Layout region rows:
Start

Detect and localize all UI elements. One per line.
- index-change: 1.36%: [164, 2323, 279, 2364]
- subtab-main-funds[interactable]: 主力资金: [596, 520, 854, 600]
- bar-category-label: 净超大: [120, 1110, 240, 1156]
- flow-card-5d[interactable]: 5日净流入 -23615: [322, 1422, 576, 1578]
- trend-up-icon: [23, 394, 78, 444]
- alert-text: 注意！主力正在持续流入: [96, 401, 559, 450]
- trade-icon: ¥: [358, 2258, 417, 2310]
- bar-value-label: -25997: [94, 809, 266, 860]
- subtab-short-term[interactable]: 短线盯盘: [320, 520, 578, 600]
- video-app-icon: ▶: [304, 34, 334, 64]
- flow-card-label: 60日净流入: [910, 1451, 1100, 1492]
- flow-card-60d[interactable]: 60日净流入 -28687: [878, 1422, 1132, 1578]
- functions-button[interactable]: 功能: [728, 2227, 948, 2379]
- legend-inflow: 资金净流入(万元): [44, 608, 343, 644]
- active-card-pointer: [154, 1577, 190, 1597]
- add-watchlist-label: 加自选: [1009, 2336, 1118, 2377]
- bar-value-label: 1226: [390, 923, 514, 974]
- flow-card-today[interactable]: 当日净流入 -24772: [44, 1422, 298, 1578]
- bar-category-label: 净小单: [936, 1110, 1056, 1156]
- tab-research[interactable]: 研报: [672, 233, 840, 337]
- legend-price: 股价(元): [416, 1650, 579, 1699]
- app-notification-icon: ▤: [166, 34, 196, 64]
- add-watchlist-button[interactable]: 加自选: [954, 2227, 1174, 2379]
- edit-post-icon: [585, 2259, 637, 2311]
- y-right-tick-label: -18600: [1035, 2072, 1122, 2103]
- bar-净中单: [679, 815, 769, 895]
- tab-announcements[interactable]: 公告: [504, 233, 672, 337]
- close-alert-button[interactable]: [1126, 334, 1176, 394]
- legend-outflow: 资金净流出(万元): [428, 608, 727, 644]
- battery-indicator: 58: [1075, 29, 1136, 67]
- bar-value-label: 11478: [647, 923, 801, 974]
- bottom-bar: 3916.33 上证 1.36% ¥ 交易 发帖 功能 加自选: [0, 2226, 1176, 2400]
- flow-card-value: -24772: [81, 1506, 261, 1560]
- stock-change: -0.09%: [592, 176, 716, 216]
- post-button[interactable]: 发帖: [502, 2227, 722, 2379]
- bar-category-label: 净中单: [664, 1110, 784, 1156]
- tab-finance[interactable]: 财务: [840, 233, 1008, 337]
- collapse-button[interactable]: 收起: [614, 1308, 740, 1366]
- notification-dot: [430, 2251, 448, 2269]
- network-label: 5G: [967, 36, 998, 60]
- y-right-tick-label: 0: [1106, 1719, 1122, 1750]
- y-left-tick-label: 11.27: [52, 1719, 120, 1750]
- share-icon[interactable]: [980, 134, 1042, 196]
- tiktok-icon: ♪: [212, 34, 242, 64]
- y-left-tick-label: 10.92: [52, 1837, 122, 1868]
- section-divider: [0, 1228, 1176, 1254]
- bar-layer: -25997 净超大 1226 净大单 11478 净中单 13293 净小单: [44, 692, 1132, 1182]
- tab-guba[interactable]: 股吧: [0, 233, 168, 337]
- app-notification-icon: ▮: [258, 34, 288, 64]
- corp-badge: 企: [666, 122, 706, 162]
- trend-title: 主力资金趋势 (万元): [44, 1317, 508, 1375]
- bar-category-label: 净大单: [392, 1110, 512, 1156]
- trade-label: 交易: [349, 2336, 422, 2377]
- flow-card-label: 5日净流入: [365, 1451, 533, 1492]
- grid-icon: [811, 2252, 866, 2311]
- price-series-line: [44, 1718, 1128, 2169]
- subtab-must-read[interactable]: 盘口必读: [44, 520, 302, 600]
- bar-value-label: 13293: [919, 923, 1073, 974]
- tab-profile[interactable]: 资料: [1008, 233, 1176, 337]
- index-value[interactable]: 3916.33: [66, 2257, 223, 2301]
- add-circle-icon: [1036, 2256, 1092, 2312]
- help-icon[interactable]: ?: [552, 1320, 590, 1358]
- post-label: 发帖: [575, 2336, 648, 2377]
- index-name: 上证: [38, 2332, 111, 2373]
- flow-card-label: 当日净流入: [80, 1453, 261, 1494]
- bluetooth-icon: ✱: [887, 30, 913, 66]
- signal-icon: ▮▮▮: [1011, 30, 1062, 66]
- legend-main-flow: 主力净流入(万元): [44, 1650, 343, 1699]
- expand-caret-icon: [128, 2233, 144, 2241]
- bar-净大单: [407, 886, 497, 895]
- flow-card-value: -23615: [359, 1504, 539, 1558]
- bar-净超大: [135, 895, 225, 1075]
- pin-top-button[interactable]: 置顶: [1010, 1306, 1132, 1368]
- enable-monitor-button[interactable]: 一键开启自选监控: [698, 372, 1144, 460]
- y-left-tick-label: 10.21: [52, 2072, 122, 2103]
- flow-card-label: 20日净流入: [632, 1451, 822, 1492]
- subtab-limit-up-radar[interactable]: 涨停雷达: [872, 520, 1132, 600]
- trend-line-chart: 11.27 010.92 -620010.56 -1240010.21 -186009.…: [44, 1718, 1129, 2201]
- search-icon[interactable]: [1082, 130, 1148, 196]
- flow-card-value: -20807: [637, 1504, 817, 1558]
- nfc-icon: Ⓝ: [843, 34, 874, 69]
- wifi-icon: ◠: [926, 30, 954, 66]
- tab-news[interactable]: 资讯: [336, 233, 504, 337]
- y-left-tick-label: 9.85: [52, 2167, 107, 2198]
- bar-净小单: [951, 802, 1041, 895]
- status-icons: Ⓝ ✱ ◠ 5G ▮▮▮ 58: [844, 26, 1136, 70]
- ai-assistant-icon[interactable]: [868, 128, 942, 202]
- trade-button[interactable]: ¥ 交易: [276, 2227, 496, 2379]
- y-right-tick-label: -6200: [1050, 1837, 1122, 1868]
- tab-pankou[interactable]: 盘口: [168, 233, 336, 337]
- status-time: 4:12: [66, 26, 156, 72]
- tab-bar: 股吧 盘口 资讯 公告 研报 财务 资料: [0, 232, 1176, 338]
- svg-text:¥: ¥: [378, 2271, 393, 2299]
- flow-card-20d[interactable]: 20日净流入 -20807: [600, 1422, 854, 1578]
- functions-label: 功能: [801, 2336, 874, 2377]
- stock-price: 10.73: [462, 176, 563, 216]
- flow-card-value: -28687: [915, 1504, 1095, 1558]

End

Reproduce every one of these rows verbatim.

Detect and localize all UI elements. One per line.
- index-change: 1.36%: [164, 2323, 279, 2364]
- subtab-main-funds[interactable]: 主力资金: [596, 520, 854, 600]
- bar-category-label: 净超大: [120, 1110, 240, 1156]
- flow-card-5d[interactable]: 5日净流入 -23615: [322, 1422, 576, 1578]
- trend-up-icon: [23, 394, 78, 444]
- alert-text: 注意！主力正在持续流入: [96, 401, 559, 450]
- trade-icon: ¥: [358, 2258, 417, 2310]
- bar-value-label: -25997: [94, 809, 266, 860]
- subtab-short-term[interactable]: 短线盯盘: [320, 520, 578, 600]
- video-app-icon: ▶: [304, 34, 334, 64]
- flow-card-label: 60日净流入: [910, 1451, 1100, 1492]
- flow-card-60d[interactable]: 60日净流入 -28687: [878, 1422, 1132, 1578]
- functions-button[interactable]: 功能: [728, 2227, 948, 2379]
- legend-inflow: 资金净流入(万元): [44, 608, 343, 644]
- active-card-pointer: [154, 1577, 190, 1597]
- add-watchlist-label: 加自选: [1009, 2336, 1118, 2377]
- bar-value-label: 1226: [390, 923, 514, 974]
- flow-card-today[interactable]: 当日净流入 -24772: [44, 1422, 298, 1578]
- bar-category-label: 净小单: [936, 1110, 1056, 1156]
- tab-research[interactable]: 研报: [672, 233, 840, 337]
- legend-price: 股价(元): [416, 1650, 579, 1699]
- app-notification-icon: ▤: [166, 34, 196, 64]
- add-watchlist-button[interactable]: 加自选: [954, 2227, 1174, 2379]
- edit-post-icon: [585, 2259, 637, 2311]
- y-right-tick-label: -18600: [1035, 2072, 1122, 2103]
- bar-净中单: [679, 815, 769, 895]
- tab-announcements[interactable]: 公告: [504, 233, 672, 337]
- close-alert-button[interactable]: [1126, 334, 1176, 394]
- legend-outflow: 资金净流出(万元): [428, 608, 727, 644]
- battery-indicator: 58: [1075, 29, 1136, 67]
- bar-value-label: 11478: [647, 923, 801, 974]
- bottom-bar: 3916.33 上证 1.36% ¥ 交易 发帖 功能 加自选: [0, 2226, 1176, 2400]
- flow-card-value: -24772: [81, 1506, 261, 1560]
- stock-change: -0.09%: [592, 176, 716, 216]
- post-button[interactable]: 发帖: [502, 2227, 722, 2379]
- bar-category-label: 净中单: [664, 1110, 784, 1156]
- tab-finance[interactable]: 财务: [840, 233, 1008, 337]
- collapse-button[interactable]: 收起: [614, 1308, 740, 1366]
- notification-dot: [430, 2251, 448, 2269]
- network-label: 5G: [967, 36, 998, 60]
- y-right-tick-label: 0: [1106, 1719, 1122, 1750]
- y-left-tick-label: 11.27: [52, 1719, 120, 1750]
- share-icon[interactable]: [980, 134, 1042, 196]
- tiktok-icon: ♪: [212, 34, 242, 64]
- y-left-tick-label: 10.92: [52, 1837, 122, 1868]
- section-divider: [0, 1228, 1176, 1254]
- bar-layer: -25997 净超大 1226 净大单 11478 净中单 13293 净小单: [44, 692, 1132, 1182]
- tab-guba[interactable]: 股吧: [0, 233, 168, 337]
- app-notification-icon: ▮: [258, 34, 288, 64]
- corp-badge: 企: [666, 122, 706, 162]
- trend-title: 主力资金趋势 (万元): [44, 1317, 508, 1375]
- bar-category-label: 净大单: [392, 1110, 512, 1156]
- trade-label: 交易: [349, 2336, 422, 2377]
- flow-card-label: 5日净流入: [365, 1451, 533, 1492]
- grid-icon: [811, 2252, 866, 2311]
- price-series-line: [44, 1718, 1128, 2169]
- subtab-must-read[interactable]: 盘口必读: [44, 520, 302, 600]
- bar-value-label: 13293: [919, 923, 1073, 974]
- tab-profile[interactable]: 资料: [1008, 233, 1176, 337]
- index-value[interactable]: 3916.33: [66, 2257, 223, 2301]
- add-circle-icon: [1036, 2256, 1092, 2312]
- help-icon[interactable]: ?: [552, 1320, 590, 1358]
- post-label: 发帖: [575, 2336, 648, 2377]
- index-name: 上证: [38, 2332, 111, 2373]
- flow-card-label: 当日净流入: [80, 1453, 261, 1494]
- bluetooth-icon: ✱: [887, 30, 913, 66]
- signal-icon: ▮▮▮: [1011, 30, 1062, 66]
- legend-main-flow: 主力净流入(万元): [44, 1650, 343, 1699]
- expand-caret-icon: [128, 2233, 144, 2241]
- bar-净大单: [407, 886, 497, 895]
- flow-card-value: -23615: [359, 1504, 539, 1558]
- bar-净超大: [135, 895, 225, 1075]
- pin-top-button[interactable]: 置顶: [1010, 1306, 1132, 1368]
- enable-monitor-button[interactable]: 一键开启自选监控: [698, 372, 1144, 460]
- y-left-tick-label: 10.21: [52, 2072, 122, 2103]
- flow-card-label: 20日净流入: [632, 1451, 822, 1492]
- subtab-limit-up-radar[interactable]: 涨停雷达: [872, 520, 1132, 600]
- trend-line-chart: 11.27 010.92 -620010.56 -1240010.21 -186009.…: [44, 1718, 1129, 2201]
- search-icon[interactable]: [1082, 130, 1148, 196]
- flow-card-value: -20807: [637, 1504, 817, 1558]
- nfc-icon: Ⓝ: [843, 34, 874, 69]
- wifi-icon: ◠: [926, 30, 954, 66]
- tab-news[interactable]: 资讯: [336, 233, 504, 337]
- y-left-tick-label: 9.85: [52, 2167, 107, 2198]
- bar-净小单: [951, 802, 1041, 895]
- status-icons: Ⓝ ✱ ◠ 5G ▮▮▮ 58: [844, 26, 1136, 70]
- ai-assistant-icon[interactable]: [868, 128, 942, 202]
- trade-button[interactable]: ¥ 交易: [276, 2227, 496, 2379]
- y-right-tick-label: -6200: [1050, 1837, 1122, 1868]
- tab-pankou[interactable]: 盘口: [168, 233, 336, 337]
- status-time: 4:12: [66, 26, 156, 72]
- tab-bar: 股吧 盘口 资讯 公告 研报 财务 资料: [0, 232, 1176, 338]
- svg-text:¥: ¥: [378, 2271, 393, 2299]
- flow-card-20d[interactable]: 20日净流入 -20807: [600, 1422, 854, 1578]
- functions-label: 功能: [801, 2336, 874, 2377]
- stock-price: 10.73: [462, 176, 563, 216]
- flow-card-value: -28687: [915, 1504, 1095, 1558]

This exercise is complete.